• _TASK DIRECTIONS_
Search the material for "pantalla" and show all lines that contain it.

#### DATA EXTRACT

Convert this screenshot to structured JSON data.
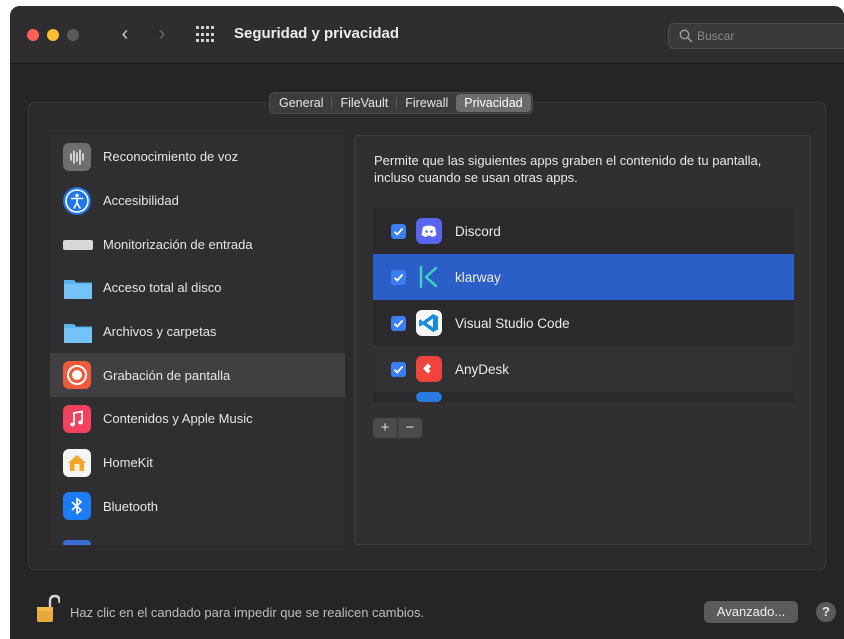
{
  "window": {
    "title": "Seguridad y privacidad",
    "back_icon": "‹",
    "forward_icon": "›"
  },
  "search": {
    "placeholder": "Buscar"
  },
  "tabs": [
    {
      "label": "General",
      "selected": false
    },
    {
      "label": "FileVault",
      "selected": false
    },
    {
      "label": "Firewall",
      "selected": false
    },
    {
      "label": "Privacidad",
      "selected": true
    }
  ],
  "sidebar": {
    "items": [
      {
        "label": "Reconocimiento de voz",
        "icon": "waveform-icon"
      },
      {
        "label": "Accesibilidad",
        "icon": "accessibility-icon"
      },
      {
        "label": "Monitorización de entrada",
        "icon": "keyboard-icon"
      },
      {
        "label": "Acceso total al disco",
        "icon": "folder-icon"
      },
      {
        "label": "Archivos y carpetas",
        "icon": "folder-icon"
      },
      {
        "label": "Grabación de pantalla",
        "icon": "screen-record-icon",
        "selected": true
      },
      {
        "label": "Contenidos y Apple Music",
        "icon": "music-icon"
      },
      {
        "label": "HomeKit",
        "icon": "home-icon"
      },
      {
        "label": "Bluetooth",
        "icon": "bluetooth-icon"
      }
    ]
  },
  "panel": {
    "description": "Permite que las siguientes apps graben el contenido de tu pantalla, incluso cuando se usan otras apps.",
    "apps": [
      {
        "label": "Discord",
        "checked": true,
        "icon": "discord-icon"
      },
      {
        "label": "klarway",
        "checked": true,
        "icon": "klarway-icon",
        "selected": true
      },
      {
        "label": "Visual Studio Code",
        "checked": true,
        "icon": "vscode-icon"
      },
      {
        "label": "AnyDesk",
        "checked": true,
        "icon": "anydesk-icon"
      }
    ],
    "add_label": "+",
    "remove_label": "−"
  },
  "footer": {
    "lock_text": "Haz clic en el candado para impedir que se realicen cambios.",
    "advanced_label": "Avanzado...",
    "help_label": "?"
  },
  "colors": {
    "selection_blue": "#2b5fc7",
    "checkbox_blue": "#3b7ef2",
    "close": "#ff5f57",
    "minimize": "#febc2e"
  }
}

########
#### DATA EXTRACT

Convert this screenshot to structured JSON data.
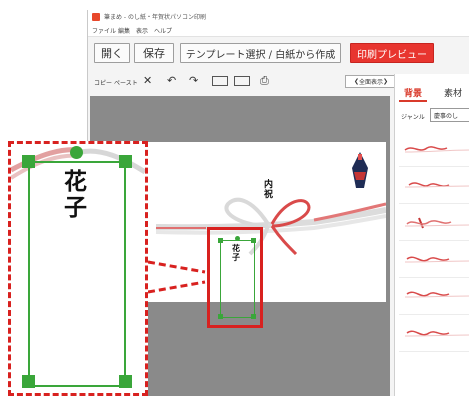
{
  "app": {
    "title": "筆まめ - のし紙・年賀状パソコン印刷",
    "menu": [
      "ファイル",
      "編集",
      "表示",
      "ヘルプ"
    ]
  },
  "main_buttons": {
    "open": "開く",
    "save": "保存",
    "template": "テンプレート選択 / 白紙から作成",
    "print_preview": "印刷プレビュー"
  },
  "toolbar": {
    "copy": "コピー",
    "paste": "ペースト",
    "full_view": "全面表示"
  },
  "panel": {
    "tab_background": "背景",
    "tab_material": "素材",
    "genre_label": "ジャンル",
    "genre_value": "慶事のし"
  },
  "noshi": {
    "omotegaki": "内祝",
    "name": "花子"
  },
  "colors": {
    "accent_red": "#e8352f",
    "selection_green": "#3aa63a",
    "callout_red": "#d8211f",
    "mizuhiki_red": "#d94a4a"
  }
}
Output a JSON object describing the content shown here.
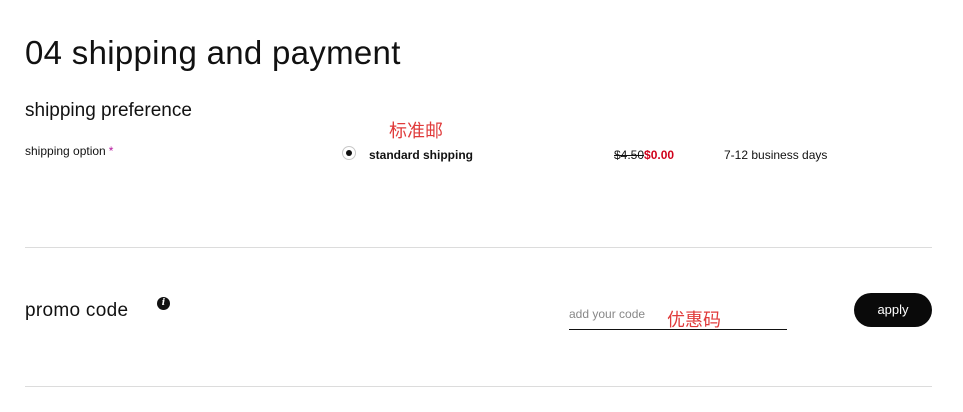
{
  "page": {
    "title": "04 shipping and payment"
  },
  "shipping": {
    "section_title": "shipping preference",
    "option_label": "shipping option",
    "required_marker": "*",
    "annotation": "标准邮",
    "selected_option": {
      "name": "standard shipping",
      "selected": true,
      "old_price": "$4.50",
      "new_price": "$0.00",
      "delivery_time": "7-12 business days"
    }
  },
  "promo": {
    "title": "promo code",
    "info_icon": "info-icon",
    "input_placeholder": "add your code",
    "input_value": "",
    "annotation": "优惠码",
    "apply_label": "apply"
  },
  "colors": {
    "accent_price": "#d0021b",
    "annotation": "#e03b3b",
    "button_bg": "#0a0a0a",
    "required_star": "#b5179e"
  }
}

########

• _RESPONSE_
        "label": "Grabación de pantalla",
    "description": "Permite que las siguientes apps graben el contenido de tu pantalla, incluso cuando se usan otras apps.",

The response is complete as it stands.